◆ REQUIRED WORK
Quote the data from its first line through the line that contains "Where is each", both included, and leave out the pictures.

------ EXERCISE MATERIALS ------

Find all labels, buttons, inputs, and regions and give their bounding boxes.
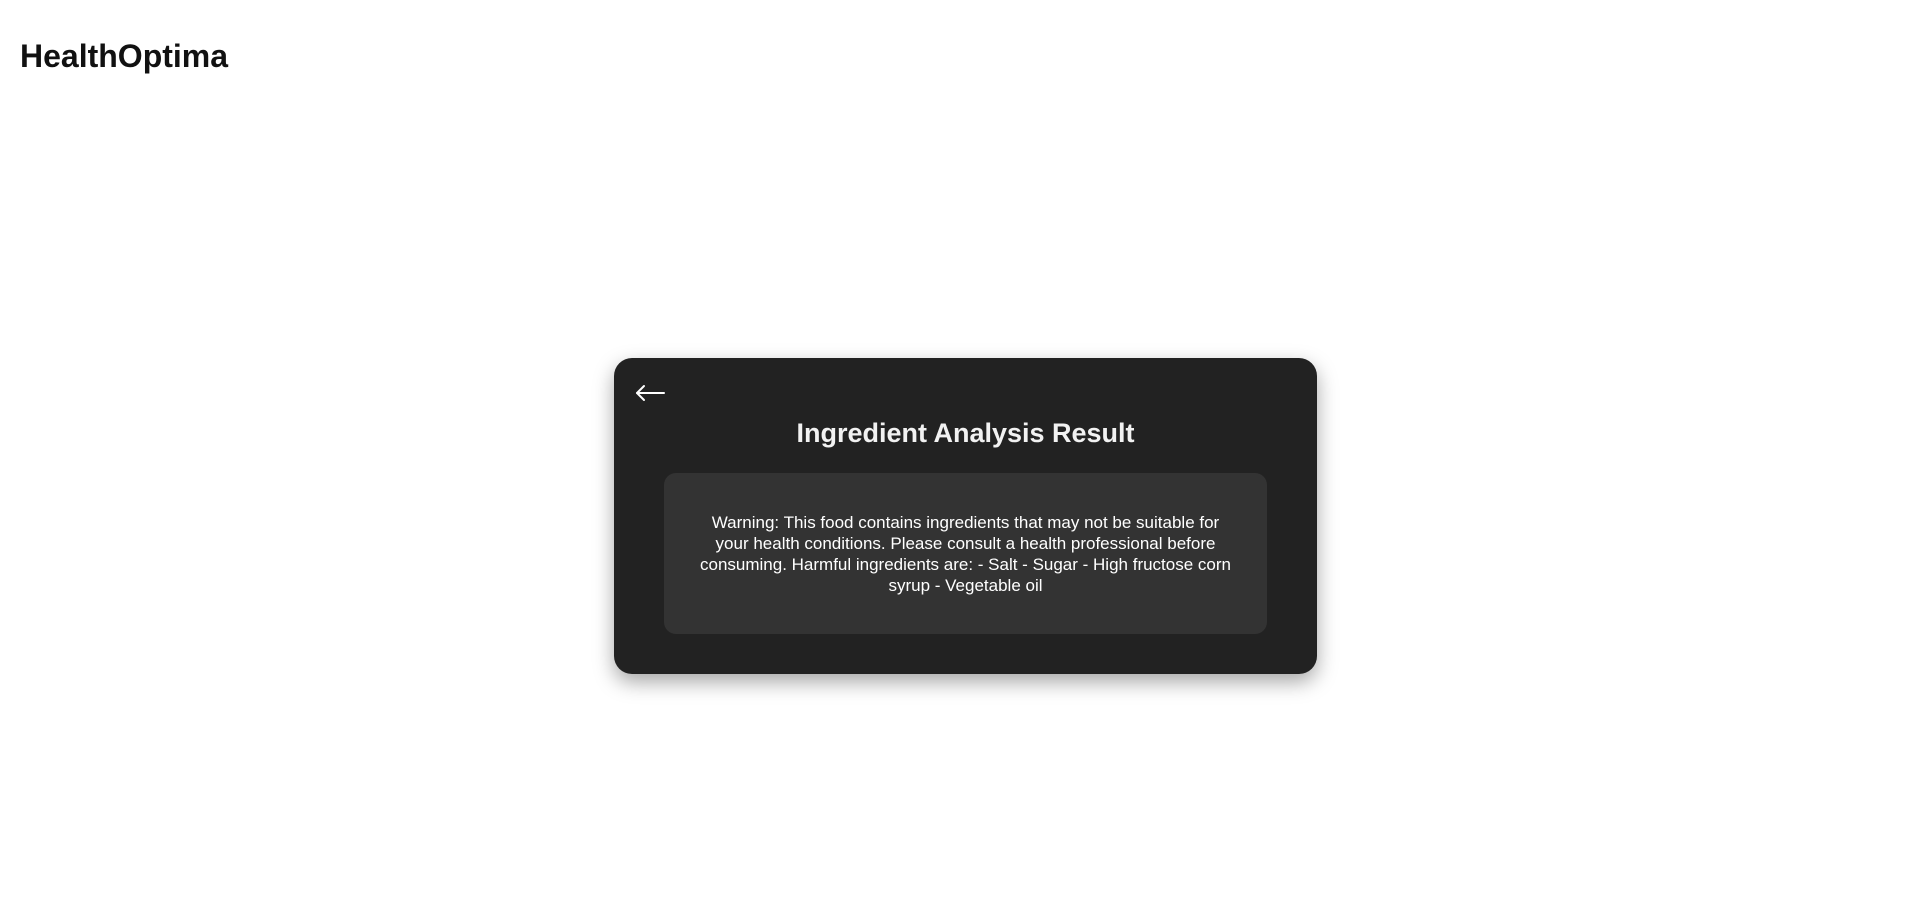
analysis-message-box: Warning: This food contains ingredients …: [664, 473, 1267, 634]
arrow-left-icon: [634, 383, 666, 406]
analysis-message: Warning: This food contains ingredients …: [699, 512, 1231, 595]
ingredient-analysis-card: Ingredient Analysis Result Warning: This…: [614, 358, 1317, 674]
back-button[interactable]: [630, 376, 670, 412]
app-title: HealthOptima: [20, 38, 229, 74]
result-title: Ingredient Analysis Result: [796, 418, 1135, 448]
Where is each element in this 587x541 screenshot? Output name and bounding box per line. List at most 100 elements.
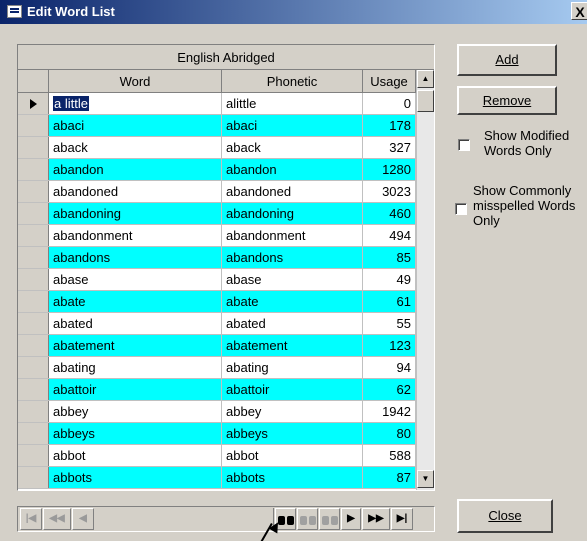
first-record-icon[interactable]: |◀ (20, 508, 42, 530)
usage-cell[interactable]: 85 (363, 247, 416, 268)
scroll-up-arrow-icon[interactable]: ▲ (417, 70, 434, 88)
usage-cell[interactable]: 62 (363, 379, 416, 400)
vertical-scrollbar[interactable]: ▲ ▼ (416, 70, 434, 490)
phonetic-cell[interactable]: abandoning (222, 203, 363, 224)
usage-cell[interactable]: 55 (363, 313, 416, 334)
row-selector[interactable] (18, 379, 49, 400)
usage-cell[interactable]: 3023 (363, 181, 416, 202)
word-cell[interactable]: aback (49, 137, 222, 158)
word-cell[interactable]: abbey (49, 401, 222, 422)
usage-cell[interactable]: 87 (363, 467, 416, 488)
phonetic-cell[interactable]: abandon (222, 159, 363, 180)
table-row[interactable]: abbeys abbeys 80 (18, 423, 416, 445)
word-list-grid[interactable]: English Abridged Word Phonetic Usage ▲ ▼… (17, 44, 435, 491)
table-row[interactable]: abating abating 94 (18, 357, 416, 379)
table-row[interactable]: abandons abandons 85 (18, 247, 416, 269)
scroll-thumb[interactable] (417, 90, 434, 112)
phonetic-cell[interactable]: alittle (222, 93, 363, 114)
show-misspelled-label[interactable]: Show Commonly misspelled Words Only (473, 183, 587, 228)
usage-cell[interactable]: 0 (363, 93, 416, 114)
column-header-word[interactable]: Word (49, 70, 222, 93)
table-row[interactable]: abandoning abandoning 460 (18, 203, 416, 225)
usage-cell[interactable]: 494 (363, 225, 416, 246)
row-selector[interactable] (18, 313, 49, 334)
show-misspelled-checkbox[interactable] (455, 203, 467, 215)
word-cell[interactable]: abaci (49, 115, 222, 136)
table-row[interactable]: a little alittle 0 (18, 93, 416, 115)
phonetic-cell[interactable]: abandons (222, 247, 363, 268)
usage-cell[interactable]: 61 (363, 291, 416, 312)
add-button[interactable]: Add (457, 44, 557, 76)
word-cell[interactable]: abating (49, 357, 222, 378)
show-modified-label[interactable]: Show Modified Words Only (484, 128, 587, 158)
close-window-button[interactable]: X (571, 2, 587, 20)
row-selector[interactable] (18, 357, 49, 378)
row-selector[interactable] (18, 401, 49, 422)
table-row[interactable]: abate abate 61 (18, 291, 416, 313)
row-selector[interactable] (18, 269, 49, 290)
usage-cell[interactable]: 49 (363, 269, 416, 290)
phonetic-cell[interactable]: abase (222, 269, 363, 290)
row-selector[interactable] (18, 445, 49, 466)
phonetic-cell[interactable]: abaci (222, 115, 363, 136)
word-cell[interactable]: abate (49, 291, 222, 312)
phonetic-cell[interactable]: abattoir (222, 379, 363, 400)
row-selector[interactable] (18, 247, 49, 268)
usage-cell[interactable]: 80 (363, 423, 416, 444)
phonetic-cell[interactable]: abatement (222, 335, 363, 356)
usage-cell[interactable]: 1280 (363, 159, 416, 180)
word-cell[interactable]: abandons (49, 247, 222, 268)
word-cell[interactable]: a little (49, 93, 222, 114)
last-record-icon[interactable]: ▶| (391, 508, 413, 530)
row-selector[interactable] (18, 423, 49, 444)
table-row[interactable]: abated abated 55 (18, 313, 416, 335)
usage-cell[interactable]: 327 (363, 137, 416, 158)
table-row[interactable]: abase abase 49 (18, 269, 416, 291)
next-record-icon[interactable]: ▶ (341, 508, 361, 530)
phonetic-cell[interactable]: abbeys (222, 423, 363, 444)
word-cell[interactable]: abandon (49, 159, 222, 180)
table-row[interactable]: abbots abbots 87 (18, 467, 416, 489)
phonetic-cell[interactable]: aback (222, 137, 363, 158)
find-previous-icon[interactable] (297, 508, 318, 530)
word-cell[interactable]: abattoir (49, 379, 222, 400)
previous-record-icon[interactable]: ◀ (72, 508, 94, 530)
table-row[interactable]: abandonment abandonment 494 (18, 225, 416, 247)
close-button[interactable]: Close (457, 499, 553, 533)
word-cell[interactable]: abatement (49, 335, 222, 356)
word-cell[interactable]: abated (49, 313, 222, 334)
phonetic-cell[interactable]: abbey (222, 401, 363, 422)
table-row[interactable]: abandon abandon 1280 (18, 159, 416, 181)
row-selector[interactable] (18, 467, 49, 488)
phonetic-cell[interactable]: abated (222, 313, 363, 334)
phonetic-cell[interactable]: abandonment (222, 225, 363, 246)
usage-cell[interactable]: 460 (363, 203, 416, 224)
word-cell[interactable]: abbot (49, 445, 222, 466)
usage-cell[interactable]: 94 (363, 357, 416, 378)
row-selector[interactable] (18, 181, 49, 202)
phonetic-cell[interactable]: abate (222, 291, 363, 312)
remove-button[interactable]: Remove (457, 86, 557, 115)
row-selector[interactable] (18, 93, 49, 114)
row-selector[interactable] (18, 159, 49, 180)
usage-cell[interactable]: 178 (363, 115, 416, 136)
word-cell[interactable]: abbeys (49, 423, 222, 444)
table-row[interactable]: abattoir abattoir 62 (18, 379, 416, 401)
word-cell[interactable]: abandonment (49, 225, 222, 246)
row-selector[interactable] (18, 225, 49, 246)
row-selector[interactable] (18, 115, 49, 136)
next-page-icon[interactable]: ▶▶ (362, 508, 390, 530)
table-row[interactable]: abatement abatement 123 (18, 335, 416, 357)
usage-cell[interactable]: 588 (363, 445, 416, 466)
title-bar[interactable]: Edit Word List X (0, 0, 587, 24)
row-selector[interactable] (18, 335, 49, 356)
find-next-icon[interactable] (319, 508, 340, 530)
word-cell[interactable]: abbots (49, 467, 222, 488)
scroll-down-arrow-icon[interactable]: ▼ (417, 470, 434, 488)
usage-cell[interactable]: 123 (363, 335, 416, 356)
row-selector[interactable] (18, 203, 49, 224)
row-selector[interactable] (18, 137, 49, 158)
phonetic-cell[interactable]: abandoned (222, 181, 363, 202)
phonetic-cell[interactable]: abbots (222, 467, 363, 488)
previous-page-icon[interactable]: ◀◀ (43, 508, 71, 530)
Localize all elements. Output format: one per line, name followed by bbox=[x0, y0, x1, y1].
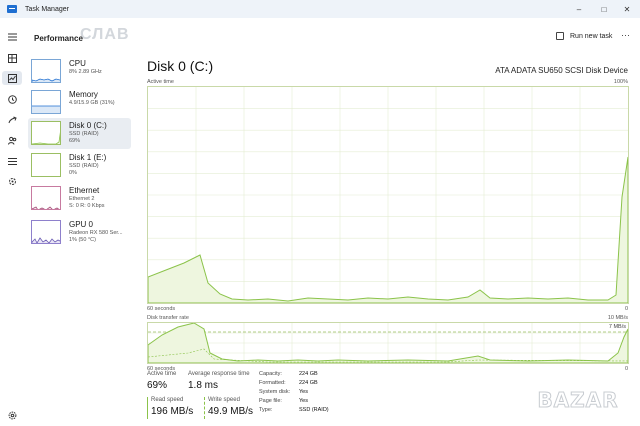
time-axis-left: 60 seconds bbox=[147, 306, 176, 312]
time-axis-right: 0 bbox=[624, 306, 628, 312]
transfer-rate-chart bbox=[147, 322, 629, 364]
read-speed-indicator bbox=[147, 397, 148, 419]
device-usage: 69% bbox=[69, 138, 81, 144]
write-speed-value: 49.9 MB/s bbox=[208, 406, 254, 417]
minimize-button[interactable]: – bbox=[566, 0, 592, 18]
device-subtitle: Radeon RX 580 Ser... bbox=[69, 230, 123, 236]
read-speed-label: Read speed bbox=[151, 397, 184, 403]
gpu-thumbnail bbox=[31, 220, 61, 244]
memory-thumbnail bbox=[31, 90, 61, 114]
title-bar: Task Manager – □ ✕ bbox=[0, 0, 640, 18]
device-subtitle: Ethernet 2 bbox=[69, 196, 95, 202]
app-history-icon[interactable] bbox=[7, 94, 17, 104]
performance-icon[interactable] bbox=[7, 73, 17, 83]
device-usage: 1% (50 °C) bbox=[69, 237, 96, 243]
more-options-button[interactable]: ··· bbox=[621, 30, 630, 40]
run-new-task-button[interactable]: Run new task bbox=[556, 32, 612, 40]
window-title: Task Manager bbox=[25, 5, 69, 13]
disk1-thumbnail bbox=[31, 153, 61, 177]
run-task-icon bbox=[556, 32, 564, 40]
device-subtitle: SSD (RAID) bbox=[69, 131, 99, 137]
watermark-logo-text: BAZAR bbox=[537, 388, 619, 413]
device-item-disk1[interactable]: Disk 1 (E:) SSD (RAID) 0% bbox=[28, 150, 131, 181]
device-name: Memory bbox=[69, 90, 98, 99]
users-icon[interactable] bbox=[7, 135, 17, 145]
device-name: Ethernet bbox=[69, 186, 100, 195]
nav-rail bbox=[0, 26, 24, 426]
watermark-text: СЛАВ bbox=[80, 26, 130, 43]
run-new-task-label: Run new task bbox=[570, 32, 613, 40]
services-icon[interactable] bbox=[7, 176, 17, 186]
property-key: Formatted: bbox=[259, 380, 286, 386]
device-name: Disk 1 (E:) bbox=[69, 153, 107, 162]
ethernet-thumbnail bbox=[31, 186, 61, 210]
transfer-rate-label: Disk transfer rate bbox=[147, 315, 189, 321]
device-usage: 0% bbox=[69, 170, 77, 176]
processes-icon[interactable] bbox=[7, 53, 17, 63]
device-subtitle: 4.9/15.9 GB (31%) bbox=[69, 100, 115, 106]
write-speed-indicator bbox=[204, 397, 205, 419]
property-value: Yes bbox=[299, 389, 308, 395]
property-key: System disk: bbox=[259, 389, 291, 395]
active-time-max: 100% bbox=[613, 79, 628, 85]
watermark-logo: BAZAR bbox=[528, 382, 628, 418]
settings-icon[interactable] bbox=[7, 410, 17, 420]
transfer-rate-max: 10 MB/s bbox=[607, 315, 628, 321]
property-key: Type: bbox=[259, 407, 273, 413]
close-button[interactable]: ✕ bbox=[614, 0, 640, 18]
cpu-thumbnail bbox=[31, 59, 61, 83]
property-value: Yes bbox=[299, 398, 308, 404]
active-time-chart bbox=[147, 86, 629, 304]
property-value: 224 GB bbox=[299, 380, 318, 386]
active-time-stat-value: 69% bbox=[147, 380, 168, 391]
property-value: SSD (RAID) bbox=[299, 407, 329, 413]
device-item-memory[interactable]: Memory 4.9/15.9 GB (31%) bbox=[28, 87, 131, 118]
device-subtitle: SSD (RAID) bbox=[69, 163, 99, 169]
device-subtitle: 8% 2.89 GHz bbox=[69, 69, 102, 75]
time-axis-right-2: 0 bbox=[624, 366, 628, 372]
disk0-thumbnail bbox=[31, 121, 61, 145]
device-item-cpu[interactable]: CPU 8% 2.89 GHz bbox=[28, 56, 131, 87]
device-name: CPU bbox=[69, 59, 86, 68]
avg-response-value: 1.8 ms bbox=[188, 380, 219, 391]
device-item-ethernet[interactable]: Ethernet Ethernet 2 S: 0 R: 0 Kbps bbox=[28, 183, 131, 214]
menu-icon[interactable] bbox=[7, 32, 17, 42]
property-key: Capacity: bbox=[259, 371, 282, 377]
details-icon[interactable] bbox=[7, 156, 17, 166]
write-speed-label: Write speed bbox=[208, 397, 240, 403]
transfer-rate-mark: 7 MB/s bbox=[608, 324, 626, 330]
device-item-gpu[interactable]: GPU 0 Radeon RX 580 Ser... 1% (50 °C) bbox=[28, 217, 131, 248]
disk-title: Disk 0 (C:) bbox=[147, 58, 214, 74]
avg-response-label: Average response time bbox=[188, 371, 250, 377]
device-item-disk0[interactable]: Disk 0 (C:) SSD (RAID) 69% bbox=[28, 118, 131, 149]
active-time-stat-label: Active time bbox=[147, 371, 177, 377]
property-key: Page file: bbox=[259, 398, 282, 404]
active-time-label: Active time bbox=[147, 79, 174, 85]
device-name: Disk 0 (C:) bbox=[69, 121, 107, 130]
device-usage: S: 0 R: 0 Kbps bbox=[69, 203, 105, 209]
page-header: СЛАВ Performance Run new task ··· bbox=[0, 26, 640, 50]
task-manager-icon bbox=[7, 5, 17, 13]
property-value: 224 GB bbox=[299, 371, 318, 377]
page-title: Performance bbox=[34, 34, 83, 43]
startup-icon[interactable] bbox=[7, 115, 17, 125]
device-name: GPU 0 bbox=[69, 220, 94, 229]
disk-model: ATA ADATA SU650 SCSI Disk Device bbox=[495, 66, 628, 75]
read-speed-value: 196 MB/s bbox=[151, 406, 194, 417]
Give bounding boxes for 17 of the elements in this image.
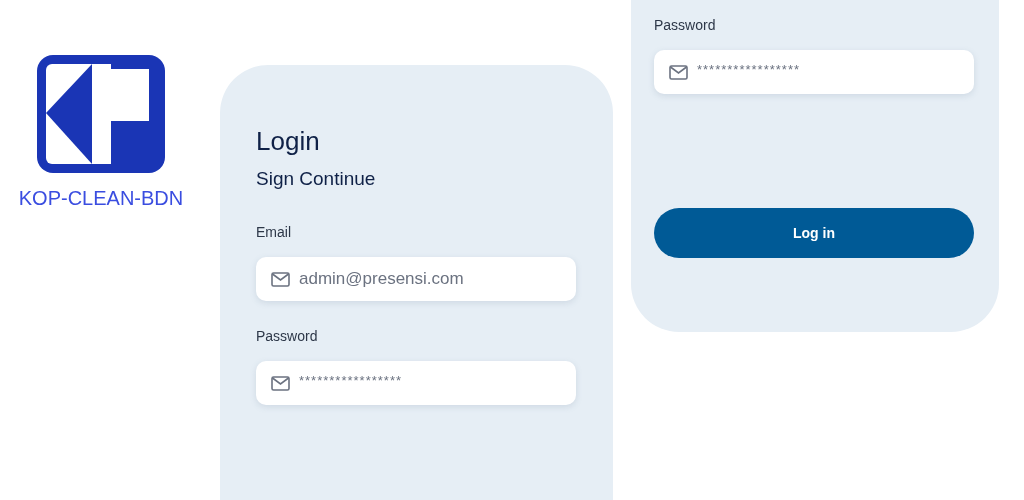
login-button[interactable]: Log in: [654, 208, 974, 258]
field-value: admin@presensi.com: [299, 268, 464, 291]
login-subtitle: Sign Continue: [256, 167, 377, 191]
login-title: Login: [256, 125, 321, 157]
field-value: *****************: [299, 371, 402, 390]
input-field[interactable]: *****************: [654, 50, 974, 94]
field-label: Email: [256, 223, 292, 242]
mail-icon: [271, 271, 290, 287]
mail-icon: [669, 64, 688, 80]
logo-caption: KOP-CLEAN-BDN: [18, 186, 184, 211]
input-field[interactable]: admin@presensi.com: [256, 257, 576, 301]
mail-icon: [271, 375, 290, 391]
field-value: *****************: [697, 60, 800, 79]
field-label: Password: [256, 327, 319, 346]
input-field[interactable]: *****************: [256, 361, 576, 405]
field-label: Password: [654, 16, 717, 35]
logo-icon: [37, 55, 165, 173]
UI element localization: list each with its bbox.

------

◆ EXERCISE ANSWER
Find all labels, buttons, inputs, and regions and give their bounding boxes.
analysis-message-box: Warning: This food contains ingredients …: [664, 473, 1267, 634]
arrow-left-icon: [634, 383, 666, 406]
analysis-message: Warning: This food contains ingredients …: [699, 512, 1231, 595]
ingredient-analysis-card: Ingredient Analysis Result Warning: This…: [614, 358, 1317, 674]
back-button[interactable]: [630, 376, 670, 412]
app-title: HealthOptima: [20, 38, 229, 74]
result-title: Ingredient Analysis Result: [796, 418, 1135, 448]
Where is each element in this 587x541 screenshot? Output name and bounding box per line. List at most 100 elements.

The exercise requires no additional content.